Dataset records
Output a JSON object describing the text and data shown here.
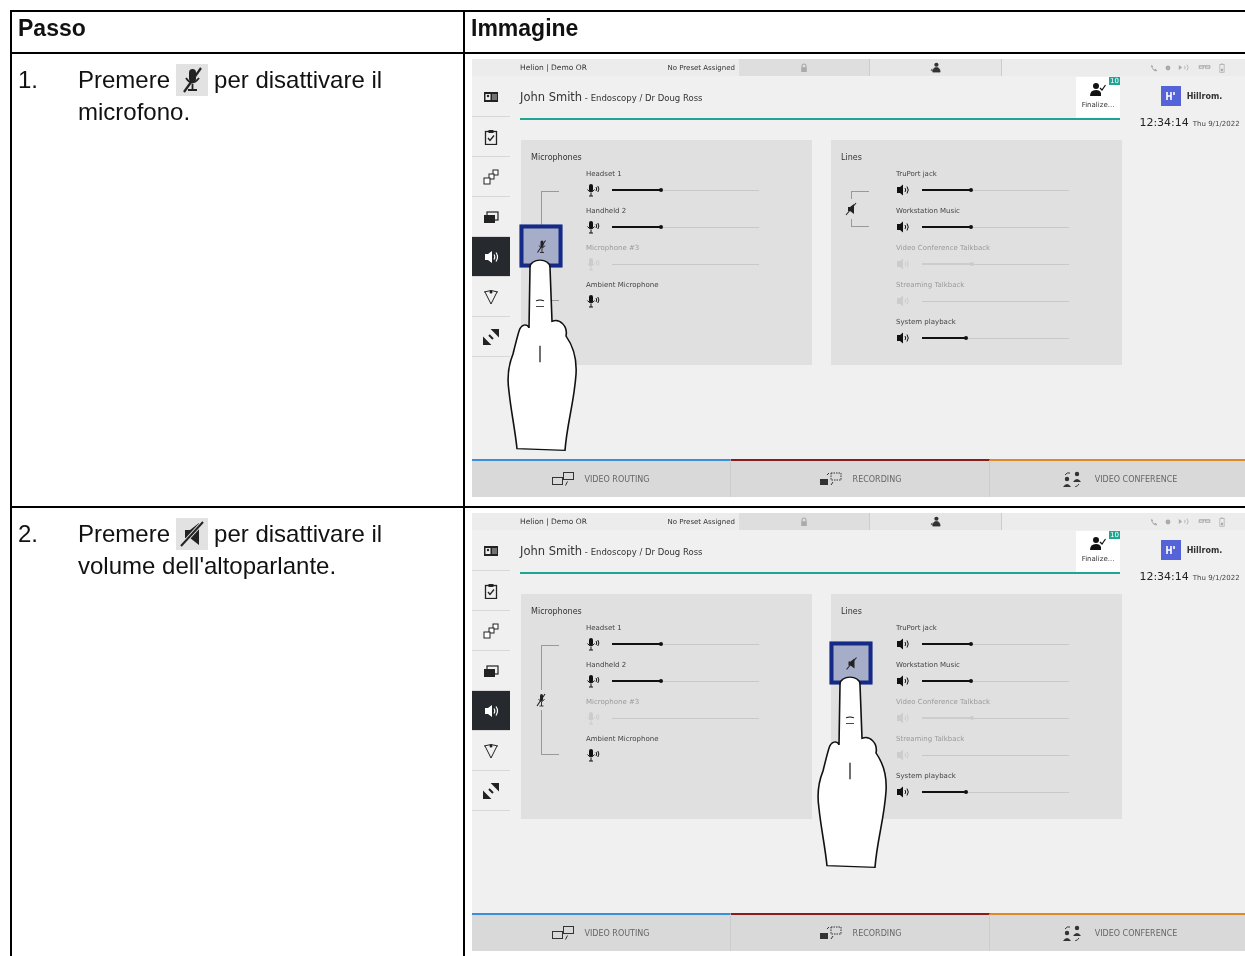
{
  "table": {
    "columns": [
      "Passo",
      "Immagine"
    ],
    "rows": [
      {
        "step": "1.",
        "text_before": "Premere",
        "kind": "microphone",
        "text_after": "per disattivare il",
        "continuation": "microfono.",
        "screenshot": {
          "top_bar": {
            "room": "Helion | Demo OR",
            "preset": "No Preset Assigned"
          },
          "sidebar": [
            {
              "kind": "patient-card",
              "selected": false
            },
            {
              "kind": "checklist",
              "selected": false
            },
            {
              "kind": "layout",
              "selected": false
            },
            {
              "kind": "display",
              "selected": false
            },
            {
              "kind": "audio",
              "selected": true
            },
            {
              "kind": "lighting",
              "selected": false
            },
            {
              "kind": "camera",
              "selected": false
            }
          ],
          "patient": {
            "name": "John Smith",
            "detail": "- Endoscopy / Dr Doug Ross"
          },
          "finalize": {
            "badge": "10",
            "label": "Finalize..."
          },
          "brand": "Hillrom.",
          "clock": {
            "time": "12:34:14",
            "date": "Thu 9/1/2022"
          },
          "panels": [
            {
              "kind": "microphones",
              "title": "Microphones",
              "mute_highlighted": true,
              "items": [
                {
                  "name": "Headset 1",
                  "disabled": false,
                  "in_group": true,
                  "slider": true,
                  "level": 0.33
                },
                {
                  "name": "Handheld 2",
                  "disabled": false,
                  "in_group": true,
                  "slider": true,
                  "level": 0.33
                },
                {
                  "name": "Microphone #3",
                  "disabled": true,
                  "in_group": true,
                  "slider": true
                },
                {
                  "name": "Ambient Microphone",
                  "disabled": false,
                  "in_group": true,
                  "slider": false
                }
              ]
            },
            {
              "kind": "lines",
              "title": "Lines",
              "mute_highlighted": false,
              "items": [
                {
                  "name": "TruPort jack",
                  "disabled": false,
                  "in_group": true,
                  "slider": true,
                  "level": 0.33
                },
                {
                  "name": "Workstation Music",
                  "disabled": false,
                  "in_group": true,
                  "slider": true,
                  "level": 0.33
                },
                {
                  "name": "Video Conference Talkback",
                  "disabled": true,
                  "in_group": false,
                  "slider": true,
                  "level": 0.34
                },
                {
                  "name": "Streaming Talkback",
                  "disabled": true,
                  "in_group": false,
                  "slider": true
                },
                {
                  "name": "System playback",
                  "disabled": false,
                  "in_group": false,
                  "slider": true,
                  "level": 0.3
                }
              ]
            }
          ],
          "tabs": [
            {
              "kind": "video-routing",
              "label": "VIDEO ROUTING",
              "color": "#3b8fd9"
            },
            {
              "kind": "recording",
              "label": "RECORDING",
              "color": "#8c1c1c"
            },
            {
              "kind": "video-conference",
              "label": "VIDEO CONFERENCE",
              "color": "#e0892b"
            }
          ]
        }
      },
      {
        "step": "2.",
        "text_before": "Premere",
        "kind": "speaker",
        "text_after": "per disattivare il",
        "continuation": "volume dell'altoparlante.",
        "screenshot": {
          "top_bar": {
            "room": "Helion | Demo OR",
            "preset": "No Preset Assigned"
          },
          "sidebar": [
            {
              "kind": "patient-card",
              "selected": false
            },
            {
              "kind": "checklist",
              "selected": false
            },
            {
              "kind": "layout",
              "selected": false
            },
            {
              "kind": "display",
              "selected": false
            },
            {
              "kind": "audio",
              "selected": true
            },
            {
              "kind": "lighting",
              "selected": false
            },
            {
              "kind": "camera",
              "selected": false
            }
          ],
          "patient": {
            "name": "John Smith",
            "detail": "- Endoscopy / Dr Doug Ross"
          },
          "finalize": {
            "badge": "10",
            "label": "Finalize..."
          },
          "brand": "Hillrom.",
          "clock": {
            "time": "12:34:14",
            "date": "Thu 9/1/2022"
          },
          "panels": [
            {
              "kind": "microphones",
              "title": "Microphones",
              "mute_highlighted": false,
              "items": [
                {
                  "name": "Headset 1",
                  "disabled": false,
                  "in_group": true,
                  "slider": true,
                  "level": 0.33
                },
                {
                  "name": "Handheld 2",
                  "disabled": false,
                  "in_group": true,
                  "slider": true,
                  "level": 0.33
                },
                {
                  "name": "Microphone #3",
                  "disabled": true,
                  "in_group": true,
                  "slider": true
                },
                {
                  "name": "Ambient Microphone",
                  "disabled": false,
                  "in_group": true,
                  "slider": false
                }
              ]
            },
            {
              "kind": "lines",
              "title": "Lines",
              "mute_highlighted": true,
              "items": [
                {
                  "name": "TruPort jack",
                  "disabled": false,
                  "in_group": true,
                  "slider": true,
                  "level": 0.33
                },
                {
                  "name": "Workstation Music",
                  "disabled": false,
                  "in_group": true,
                  "slider": true,
                  "level": 0.33
                },
                {
                  "name": "Video Conference Talkback",
                  "disabled": true,
                  "in_group": false,
                  "slider": true,
                  "level": 0.34
                },
                {
                  "name": "Streaming Talkback",
                  "disabled": true,
                  "in_group": false,
                  "slider": true
                },
                {
                  "name": "System playback",
                  "disabled": false,
                  "in_group": false,
                  "slider": true,
                  "level": 0.3
                }
              ]
            }
          ],
          "tabs": [
            {
              "kind": "video-routing",
              "label": "VIDEO ROUTING",
              "color": "#3b8fd9"
            },
            {
              "kind": "recording",
              "label": "RECORDING",
              "color": "#8c1c1c"
            },
            {
              "kind": "video-conference",
              "label": "VIDEO CONFERENCE",
              "color": "#e0892b"
            }
          ]
        }
      }
    ]
  }
}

**Requirements**: Quote the data exactly, leaving every image out of the copy.

**Response to this task**:
Output a JSON object describing the text and data shown here.
{
  "table": {
    "columns": [
      "Passo",
      "Immagine"
    ],
    "rows": [
      {
        "step": "1.",
        "text_before": "Premere",
        "kind": "microphone",
        "text_after": "per disattivare il",
        "continuation": "microfono.",
        "screenshot": {
          "top_bar": {
            "room": "Helion | Demo OR",
            "preset": "No Preset Assigned"
          },
          "sidebar": [
            {
              "kind": "patient-card",
              "selected": false
            },
            {
              "kind": "checklist",
              "selected": false
            },
            {
              "kind": "layout",
              "selected": false
            },
            {
              "kind": "display",
              "selected": false
            },
            {
              "kind": "audio",
              "selected": true
            },
            {
              "kind": "lighting",
              "selected": false
            },
            {
              "kind": "camera",
              "selected": false
            }
          ],
          "patient": {
            "name": "John Smith",
            "detail": "- Endoscopy / Dr Doug Ross"
          },
          "finalize": {
            "badge": "10",
            "label": "Finalize..."
          },
          "brand": "Hillrom.",
          "clock": {
            "time": "12:34:14",
            "date": "Thu 9/1/2022"
          },
          "panels": [
            {
              "kind": "microphones",
              "title": "Microphones",
              "mute_highlighted": true,
              "items": [
                {
                  "name": "Headset 1",
                  "disabled": false,
                  "in_group": true,
                  "slider": true,
                  "level": 0.33
                },
                {
                  "name": "Handheld 2",
                  "disabled": false,
                  "in_group": true,
                  "slider": true,
                  "level": 0.33
                },
                {
                  "name": "Microphone #3",
                  "disabled": true,
                  "in_group": true,
                  "slider": true
                },
                {
                  "name": "Ambient Microphone",
                  "disabled": false,
                  "in_group": true,
                  "slider": false
                }
              ]
            },
            {
              "kind": "lines",
              "title": "Lines",
              "mute_highlighted": false,
              "items": [
                {
                  "name": "TruPort jack",
                  "disabled": false,
                  "in_group": true,
                  "slider": true,
                  "level": 0.33
                },
                {
                  "name": "Workstation Music",
                  "disabled": false,
                  "in_group": true,
                  "slider": true,
                  "level": 0.33
                },
                {
                  "name": "Video Conference Talkback",
                  "disabled": true,
                  "in_group": false,
                  "slider": true,
                  "level": 0.34
                },
                {
                  "name": "Streaming Talkback",
                  "disabled": true,
                  "in_group": false,
                  "slider": true
                },
                {
                  "name": "System playback",
                  "disabled": false,
                  "in_group": false,
                  "slider": true,
                  "level": 0.3
                }
              ]
            }
          ],
          "tabs": [
            {
              "kind": "video-routing",
              "label": "VIDEO ROUTING",
              "color": "#3b8fd9"
            },
            {
              "kind": "recording",
              "label": "RECORDING",
              "color": "#8c1c1c"
            },
            {
              "kind": "video-conference",
              "label": "VIDEO CONFERENCE",
              "color": "#e0892b"
            }
          ]
        }
      },
      {
        "step": "2.",
        "text_before": "Premere",
        "kind": "speaker",
        "text_after": "per disattivare il",
        "continuation": "volume dell'altoparlante.",
        "screenshot": {
          "top_bar": {
            "room": "Helion | Demo OR",
            "preset": "No Preset Assigned"
          },
          "sidebar": [
            {
              "kind": "patient-card",
              "selected": false
            },
            {
              "kind": "checklist",
              "selected": false
            },
            {
              "kind": "layout",
              "selected": false
            },
            {
              "kind": "display",
              "selected": false
            },
            {
              "kind": "audio",
              "selected": true
            },
            {
              "kind": "lighting",
              "selected": false
            },
            {
              "kind": "camera",
              "selected": false
            }
          ],
          "patient": {
            "name": "John Smith",
            "detail": "- Endoscopy / Dr Doug Ross"
          },
          "finalize": {
            "badge": "10",
            "label": "Finalize..."
          },
          "brand": "Hillrom.",
          "clock": {
            "time": "12:34:14",
            "date": "Thu 9/1/2022"
          },
          "panels": [
            {
              "kind": "microphones",
              "title": "Microphones",
              "mute_highlighted": false,
              "items": [
                {
                  "name": "Headset 1",
                  "disabled": false,
                  "in_group": true,
                  "slider": true,
                  "level": 0.33
                },
                {
                  "name": "Handheld 2",
                  "disabled": false,
                  "in_group": true,
                  "slider": true,
                  "level": 0.33
                },
                {
                  "name": "Microphone #3",
                  "disabled": true,
                  "in_group": true,
                  "slider": true
                },
                {
                  "name": "Ambient Microphone",
                  "disabled": false,
                  "in_group": true,
                  "slider": false
                }
              ]
            },
            {
              "kind": "lines",
              "title": "Lines",
              "mute_highlighted": true,
              "items": [
                {
                  "name": "TruPort jack",
                  "disabled": false,
                  "in_group": true,
                  "slider": true,
                  "level": 0.33
                },
                {
                  "name": "Workstation Music",
                  "disabled": false,
                  "in_group": true,
                  "slider": true,
                  "level": 0.33
                },
                {
                  "name": "Video Conference Talkback",
                  "disabled": true,
                  "in_group": false,
                  "slider": true,
                  "level": 0.34
                },
                {
                  "name": "Streaming Talkback",
                  "disabled": true,
                  "in_group": false,
                  "slider": true
                },
                {
                  "name": "System playback",
                  "disabled": false,
                  "in_group": false,
                  "slider": true,
                  "level": 0.3
                }
              ]
            }
          ],
          "tabs": [
            {
              "kind": "video-routing",
              "label": "VIDEO ROUTING",
              "color": "#3b8fd9"
            },
            {
              "kind": "recording",
              "label": "RECORDING",
              "color": "#8c1c1c"
            },
            {
              "kind": "video-conference",
              "label": "VIDEO CONFERENCE",
              "color": "#e0892b"
            }
          ]
        }
      }
    ]
  }
}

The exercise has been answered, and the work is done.